◆ **TASK TO CARRY OUT**: Copy the lines holding the word "Time", all of them.
#### DATA IN THIS EXERCISE ####
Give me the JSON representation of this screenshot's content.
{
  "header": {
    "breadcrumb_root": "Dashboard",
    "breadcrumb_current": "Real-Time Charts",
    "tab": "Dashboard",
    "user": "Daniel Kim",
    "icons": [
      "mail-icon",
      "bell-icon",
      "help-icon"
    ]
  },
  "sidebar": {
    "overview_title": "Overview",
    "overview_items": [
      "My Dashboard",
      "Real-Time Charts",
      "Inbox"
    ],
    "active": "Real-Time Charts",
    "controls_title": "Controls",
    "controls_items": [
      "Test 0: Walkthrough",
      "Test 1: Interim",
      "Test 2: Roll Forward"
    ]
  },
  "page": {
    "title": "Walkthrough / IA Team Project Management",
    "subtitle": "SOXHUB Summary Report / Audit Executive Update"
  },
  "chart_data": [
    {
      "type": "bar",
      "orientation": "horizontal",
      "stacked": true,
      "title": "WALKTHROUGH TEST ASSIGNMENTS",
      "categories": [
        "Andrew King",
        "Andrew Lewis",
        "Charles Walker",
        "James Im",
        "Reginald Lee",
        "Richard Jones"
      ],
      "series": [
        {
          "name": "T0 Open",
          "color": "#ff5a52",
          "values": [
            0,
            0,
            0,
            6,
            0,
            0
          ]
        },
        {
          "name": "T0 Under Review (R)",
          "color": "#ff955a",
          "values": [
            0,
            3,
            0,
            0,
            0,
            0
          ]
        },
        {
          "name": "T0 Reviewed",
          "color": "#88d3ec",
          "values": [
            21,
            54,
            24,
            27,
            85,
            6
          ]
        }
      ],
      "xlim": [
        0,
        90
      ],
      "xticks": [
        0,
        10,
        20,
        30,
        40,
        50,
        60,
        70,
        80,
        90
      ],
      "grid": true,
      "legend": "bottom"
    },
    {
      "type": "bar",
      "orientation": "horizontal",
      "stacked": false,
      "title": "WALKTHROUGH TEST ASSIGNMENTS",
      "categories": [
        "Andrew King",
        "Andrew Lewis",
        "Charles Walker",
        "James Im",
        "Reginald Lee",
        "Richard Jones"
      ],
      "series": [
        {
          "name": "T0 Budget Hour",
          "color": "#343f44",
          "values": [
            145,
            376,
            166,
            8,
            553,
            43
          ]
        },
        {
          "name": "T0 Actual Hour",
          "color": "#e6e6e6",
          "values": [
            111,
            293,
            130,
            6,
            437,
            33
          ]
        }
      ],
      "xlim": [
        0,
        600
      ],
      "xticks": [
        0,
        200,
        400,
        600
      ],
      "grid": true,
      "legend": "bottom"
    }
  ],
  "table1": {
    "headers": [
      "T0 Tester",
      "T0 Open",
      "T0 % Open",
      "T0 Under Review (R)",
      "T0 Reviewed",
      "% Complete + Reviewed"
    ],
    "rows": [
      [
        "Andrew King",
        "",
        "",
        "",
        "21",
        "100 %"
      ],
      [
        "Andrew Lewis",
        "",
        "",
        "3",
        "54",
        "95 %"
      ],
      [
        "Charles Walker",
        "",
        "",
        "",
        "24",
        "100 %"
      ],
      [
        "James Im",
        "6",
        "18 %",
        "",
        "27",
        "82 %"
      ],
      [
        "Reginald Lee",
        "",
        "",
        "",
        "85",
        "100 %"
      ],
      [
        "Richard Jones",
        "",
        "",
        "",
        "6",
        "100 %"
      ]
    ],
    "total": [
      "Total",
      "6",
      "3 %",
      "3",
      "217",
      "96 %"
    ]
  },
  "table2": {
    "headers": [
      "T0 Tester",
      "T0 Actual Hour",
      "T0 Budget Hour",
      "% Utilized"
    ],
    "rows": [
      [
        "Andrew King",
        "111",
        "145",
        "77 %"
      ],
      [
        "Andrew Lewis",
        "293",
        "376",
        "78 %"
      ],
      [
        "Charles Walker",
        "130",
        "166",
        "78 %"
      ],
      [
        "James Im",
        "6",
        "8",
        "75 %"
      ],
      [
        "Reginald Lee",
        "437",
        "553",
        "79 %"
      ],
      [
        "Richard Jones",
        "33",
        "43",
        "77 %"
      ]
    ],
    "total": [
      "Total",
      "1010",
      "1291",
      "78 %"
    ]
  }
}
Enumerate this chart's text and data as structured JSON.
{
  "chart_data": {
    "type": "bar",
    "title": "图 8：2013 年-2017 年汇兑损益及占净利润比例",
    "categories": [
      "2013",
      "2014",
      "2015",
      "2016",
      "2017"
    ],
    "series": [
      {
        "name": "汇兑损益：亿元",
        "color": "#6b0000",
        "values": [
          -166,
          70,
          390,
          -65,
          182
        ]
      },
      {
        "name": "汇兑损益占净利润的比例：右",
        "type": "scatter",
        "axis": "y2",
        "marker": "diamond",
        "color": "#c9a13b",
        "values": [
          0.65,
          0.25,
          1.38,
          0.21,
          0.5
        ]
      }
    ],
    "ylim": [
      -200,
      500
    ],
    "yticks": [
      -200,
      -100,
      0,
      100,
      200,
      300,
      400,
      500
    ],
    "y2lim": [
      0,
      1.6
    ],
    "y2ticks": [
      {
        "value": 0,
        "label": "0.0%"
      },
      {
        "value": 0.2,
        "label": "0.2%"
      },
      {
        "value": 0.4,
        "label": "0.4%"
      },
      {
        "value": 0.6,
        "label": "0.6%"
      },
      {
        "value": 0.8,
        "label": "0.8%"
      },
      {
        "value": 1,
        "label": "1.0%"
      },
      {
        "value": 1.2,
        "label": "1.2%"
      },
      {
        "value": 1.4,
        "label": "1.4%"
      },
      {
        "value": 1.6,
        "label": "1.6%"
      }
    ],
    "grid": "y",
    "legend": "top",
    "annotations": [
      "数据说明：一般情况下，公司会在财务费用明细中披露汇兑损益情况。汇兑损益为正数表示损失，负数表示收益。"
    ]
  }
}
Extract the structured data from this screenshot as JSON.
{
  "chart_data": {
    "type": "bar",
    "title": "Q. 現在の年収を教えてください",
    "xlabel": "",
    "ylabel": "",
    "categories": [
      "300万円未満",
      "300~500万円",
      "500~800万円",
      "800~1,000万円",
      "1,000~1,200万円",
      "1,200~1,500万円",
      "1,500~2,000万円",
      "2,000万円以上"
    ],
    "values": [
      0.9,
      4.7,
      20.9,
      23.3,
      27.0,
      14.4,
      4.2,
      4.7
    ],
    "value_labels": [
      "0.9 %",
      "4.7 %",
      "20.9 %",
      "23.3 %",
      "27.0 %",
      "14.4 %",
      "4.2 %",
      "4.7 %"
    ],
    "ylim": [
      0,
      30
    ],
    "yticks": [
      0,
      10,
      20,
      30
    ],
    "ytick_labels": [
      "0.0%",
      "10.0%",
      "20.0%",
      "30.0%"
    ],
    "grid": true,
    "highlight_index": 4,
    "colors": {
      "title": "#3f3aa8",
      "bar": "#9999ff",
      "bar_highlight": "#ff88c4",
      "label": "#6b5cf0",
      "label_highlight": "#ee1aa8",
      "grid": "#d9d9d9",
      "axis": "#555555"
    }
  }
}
####
◆ **WRITTEN ANSWER**:
    "breadcrumb_current": "Real-Time Charts",
      "Real-Time Charts",
    "active": "Real-Time Charts",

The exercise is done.